>> START Dataset records
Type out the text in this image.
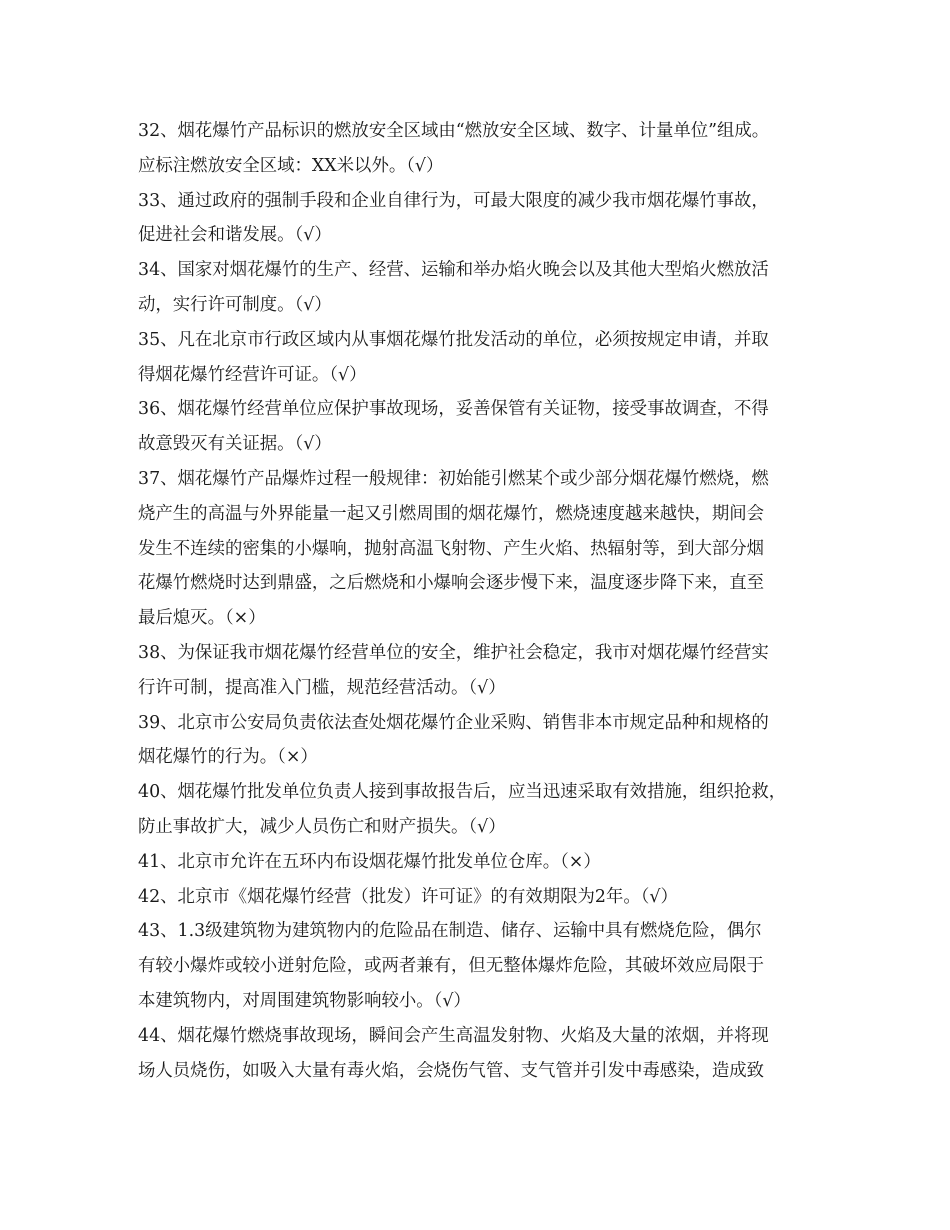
32、烟花爆竹产品标识的燃放安全区域由“燃放安全区域、数字、计量单位”组成。
应标注燃放安全区域：XX米以外。（√）
33、通过政府的强制手段和企业自律行为，可最大限度的减少我市烟花爆竹事故，
促进社会和谐发展。（√）
34、国家对烟花爆竹的生产、经营、运输和举办焰火晚会以及其他大型焰火燃放活
动，实行许可制度。（√）
35、凡在北京市行政区域内从事烟花爆竹批发活动的单位，必须按规定申请，并取
得烟花爆竹经营许可证。（√）
36、烟花爆竹经营单位应保护事故现场，妥善保管有关证物，接受事故调查，不得
故意毁灭有关证据。（√）
37、烟花爆竹产品爆炸过程一般规律：初始能引燃某个或少部分烟花爆竹燃烧，燃
烧产生的高温与外界能量一起又引燃周围的烟花爆竹，燃烧速度越来越快，期间会
发生不连续的密集的小爆响，抛射高温飞射物、产生火焰、热辐射等，到大部分烟
花爆竹燃烧时达到鼎盛，之后燃烧和小爆响会逐步慢下来，温度逐步降下来，直至
最后熄灭。（×）
38、为保证我市烟花爆竹经营单位的安全，维护社会稳定，我市对烟花爆竹经营实
行许可制，提高准入门槛，规范经营活动。（√）
39、北京市公安局负责依法查处烟花爆竹企业采购、销售非本市规定品种和规格的
烟花爆竹的行为。（×）
40、烟花爆竹批发单位负责人接到事故报告后，应当迅速采取有效措施，组织抢救，
防止事故扩大，减少人员伤亡和财产损失。（√）
41、北京市允许在五环内布设烟花爆竹批发单位仓库。（×）
42、北京市《烟花爆竹经营（批发）许可证》的有效期限为2年。（√）
43、1.3级建筑物为建筑物内的危险品在制造、储存、运输中具有燃烧危险，偶尔
有较小爆炸或较小迸射危险，或两者兼有，但无整体爆炸危险，其破坏效应局限于
本建筑物内，对周围建筑物影响较小。（√）
44、烟花爆竹燃烧事故现场，瞬间会产生高温发射物、火焰及大量的浓烟，并将现
场人员烧伤，如吸入大量有毒火焰，会烧伤气管、支气管并引发中毒感染，造成致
>> END Dataset records
◆ **Exercise details**:
Without including any picture, retype the entries exactly.

◆ **Written response**:
Type out the text in this image.
32、烟花爆竹产品标识的燃放安全区域由“燃放安全区域、数字、计量单位”组成。
应标注燃放安全区域：XX米以外。（√）
33、通过政府的强制手段和企业自律行为，可最大限度的减少我市烟花爆竹事故，
促进社会和谐发展。（√）
34、国家对烟花爆竹的生产、经营、运输和举办焰火晚会以及其他大型焰火燃放活
动，实行许可制度。（√）
35、凡在北京市行政区域内从事烟花爆竹批发活动的单位，必须按规定申请，并取
得烟花爆竹经营许可证。（√）
36、烟花爆竹经营单位应保护事故现场，妥善保管有关证物，接受事故调查，不得
故意毁灭有关证据。（√）
37、烟花爆竹产品爆炸过程一般规律：初始能引燃某个或少部分烟花爆竹燃烧，燃
烧产生的高温与外界能量一起又引燃周围的烟花爆竹，燃烧速度越来越快，期间会
发生不连续的密集的小爆响，抛射高温飞射物、产生火焰、热辐射等，到大部分烟
花爆竹燃烧时达到鼎盛，之后燃烧和小爆响会逐步慢下来，温度逐步降下来，直至
最后熄灭。（×）
38、为保证我市烟花爆竹经营单位的安全，维护社会稳定，我市对烟花爆竹经营实
行许可制，提高准入门槛，规范经营活动。（√）
39、北京市公安局负责依法查处烟花爆竹企业采购、销售非本市规定品种和规格的
烟花爆竹的行为。（×）
40、烟花爆竹批发单位负责人接到事故报告后，应当迅速采取有效措施，组织抢救，
防止事故扩大，减少人员伤亡和财产损失。（√）
41、北京市允许在五环内布设烟花爆竹批发单位仓库。（×）
42、北京市《烟花爆竹经营（批发）许可证》的有效期限为2年。（√）
43、1.3级建筑物为建筑物内的危险品在制造、储存、运输中具有燃烧危险，偶尔
有较小爆炸或较小迸射危险，或两者兼有，但无整体爆炸危险，其破坏效应局限于
本建筑物内，对周围建筑物影响较小。（√）
44、烟花爆竹燃烧事故现场，瞬间会产生高温发射物、火焰及大量的浓烟，并将现
场人员烧伤，如吸入大量有毒火焰，会烧伤气管、支气管并引发中毒感染，造成致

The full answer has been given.